Set the data down again, exactly as it reads, but without the pictures.

[Data entries]
>> start

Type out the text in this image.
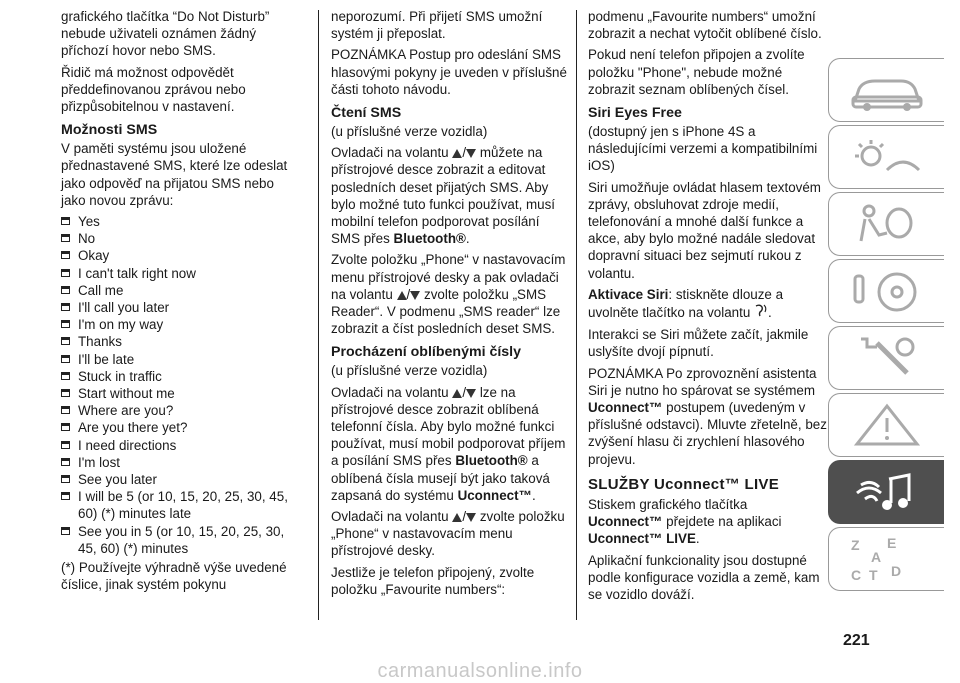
grafického tlačítka “Do Not Disturb” nebude uživateli oznámen žádný příchozí hovor nebo SMS.

Řidič má možnost odpovědět předdefinovanou zprávou nebo přizpůsobitelnou v nastavení.

Možnosti SMS

V paměti systému jsou uložené přednastavené SMS, které lze odeslat jako odpověď na přijatou SMS nebo jako novou zprávu:

Yes
No
Okay
I can't talk right now
Call me
I'll call you later
I'm on my way
Thanks
I'll be late
Stuck in traffic
Start without me
Where are you?
Are you there yet?
I need directions
I'm lost
See you later
I will be 5 (or 10, 15, 20, 25, 30, 45, 60) (*) minutes late
See you in 5 (or 10, 15, 20, 25, 30, 45, 60) (*) minutes

(*) Používejte výhradně výše uvedené číslice, jinak systém pokynu

neporozumí. Při přijetí SMS umožní systém ji přeposlat.

POZNÁMKA Postup pro odeslání SMS hlasovými pokyny je uveden v příslušné části tohoto návodu.

Čtení SMS

(u příslušné verze vozidla)

Ovladači na volantu / můžete na přístrojové desce zobrazit a editovat posledních deset přijatých SMS. Aby bylo možné tuto funkci používat, musí mobilní telefon podporovat posílání SMS přes Bluetooth®.

Zvolte položku „Phone“ v nastavovacím menu přístrojové desky a pak ovladači na volantu / zvolte položku „SMS Reader“. V podmenu „SMS reader“ lze zobrazit a číst posledních deset SMS.

Procházení oblíbenými čísly

(u příslušné verze vozidla)

Ovladači na volantu / lze na přístrojové desce zobrazit oblíbená telefonní čísla. Aby bylo možné funkci používat, musí mobil podporovat příjem a posílání SMS přes Bluetooth® a oblíbená čísla musejí být jako taková zapsaná do systému Uconnect™.

Ovladači na volantu / zvolte položku „Phone“ v nastavovacím menu přístrojové desky.

Jestliže je telefon připojený, zvolte položku „Favourite numbers“:

podmenu „Favourite numbers“ umožní zobrazit a nechat vytočit oblíbené číslo.

Pokud není telefon připojen a zvolíte položku "Phone", nebude možné zobrazit seznam oblíbených čísel.

Siri Eyes Free

(dostupný jen s iPhone 4S a následujícími verzemi a kompatibilními iOS)

Siri umožňuje ovládat hlasem textovém zprávy, obsluhovat zdroje medií, telefonování a mnohé další funkce a akce, aby bylo možné nadále sledovat dopravní situaci bez sejmutí rukou z volantu.

Aktivace Siri: stiskněte dlouze a uvolněte tlačítko na volantu .

Interakci se Siri můžete začít, jakmile uslyšíte dvojí pípnutí.

POZNÁMKA Po zprovoznění asistenta Siri je nutno ho spárovat se systémem Uconnect™ postupem (uvedeným v příslušné odstavci). Mluvte zřetelně, bez zvýšení hlasu či zrychlení hlasového projevu.

SLUŽBY Uconnect™ LIVE

Stiskem grafického tlačítka
Uconnect™ přejdete na aplikaci
Uconnect™ LIVE.

Aplikační funkcionality jsou dostupné podle konfigurace vozidla a země, kam se vozidlo dováží.

Z E
A
C T D
221
carmanualsonline.info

>> end

Exercise response:
Type out the text in this image.
grafického tlačítka “Do Not Disturb” nebude uživateli oznámen žádný příchozí hovor nebo SMS.

Řidič má možnost odpovědět předdefinovanou zprávou nebo přizpůsobitelnou v nastavení.

Možnosti SMS

V paměti systému jsou uložené přednastavené SMS, které lze odeslat jako odpověď na přijatou SMS nebo jako novou zprávu:

Yes
No
Okay
I can't talk right now
Call me
I'll call you later
I'm on my way
Thanks
I'll be late
Stuck in traffic
Start without me
Where are you?
Are you there yet?
I need directions
I'm lost
See you later
I will be 5 (or 10, 15, 20, 25, 30, 45, 60) (*) minutes late
See you in 5 (or 10, 15, 20, 25, 30, 45, 60) (*) minutes

(*) Používejte výhradně výše uvedené číslice, jinak systém pokynu

neporozumí. Při přijetí SMS umožní systém ji přeposlat.

POZNÁMKA Postup pro odeslání SMS hlasovými pokyny je uveden v příslušné části tohoto návodu.

Čtení SMS

(u příslušné verze vozidla)

Ovladači na volantu / můžete na přístrojové desce zobrazit a editovat posledních deset přijatých SMS. Aby bylo možné tuto funkci používat, musí mobilní telefon podporovat posílání SMS přes Bluetooth®.

Zvolte položku „Phone“ v nastavovacím menu přístrojové desky a pak ovladači na volantu / zvolte položku „SMS Reader“. V podmenu „SMS reader“ lze zobrazit a číst posledních deset SMS.

Procházení oblíbenými čísly

(u příslušné verze vozidla)

Ovladači na volantu / lze na přístrojové desce zobrazit oblíbená telefonní čísla. Aby bylo možné funkci používat, musí mobil podporovat příjem a posílání SMS přes Bluetooth® a oblíbená čísla musejí být jako taková zapsaná do systému Uconnect™.

Ovladači na volantu / zvolte položku „Phone“ v nastavovacím menu přístrojové desky.

Jestliže je telefon připojený, zvolte položku „Favourite numbers“:

podmenu „Favourite numbers“ umožní zobrazit a nechat vytočit oblíbené číslo.

Pokud není telefon připojen a zvolíte položku "Phone", nebude možné zobrazit seznam oblíbených čísel.

Siri Eyes Free

(dostupný jen s iPhone 4S a následujícími verzemi a kompatibilními iOS)

Siri umožňuje ovládat hlasem textovém zprávy, obsluhovat zdroje medií, telefonování a mnohé další funkce a akce, aby bylo možné nadále sledovat dopravní situaci bez sejmutí rukou z volantu.

Aktivace Siri: stiskněte dlouze a uvolněte tlačítko na volantu .

Interakci se Siri můžete začít, jakmile uslyšíte dvojí pípnutí.

POZNÁMKA Po zprovoznění asistenta Siri je nutno ho spárovat se systémem Uconnect™ postupem (uvedeným v příslušné odstavci). Mluvte zřetelně, bez zvýšení hlasu či zrychlení hlasového projevu.

SLUŽBY Uconnect™ LIVE

Stiskem grafického tlačítka
Uconnect™ přejdete na aplikaci
Uconnect™ LIVE.

Aplikační funkcionality jsou dostupné podle konfigurace vozidla a země, kam se vozidlo dováží.

Z E
A
C T D
221
carmanualsonline.info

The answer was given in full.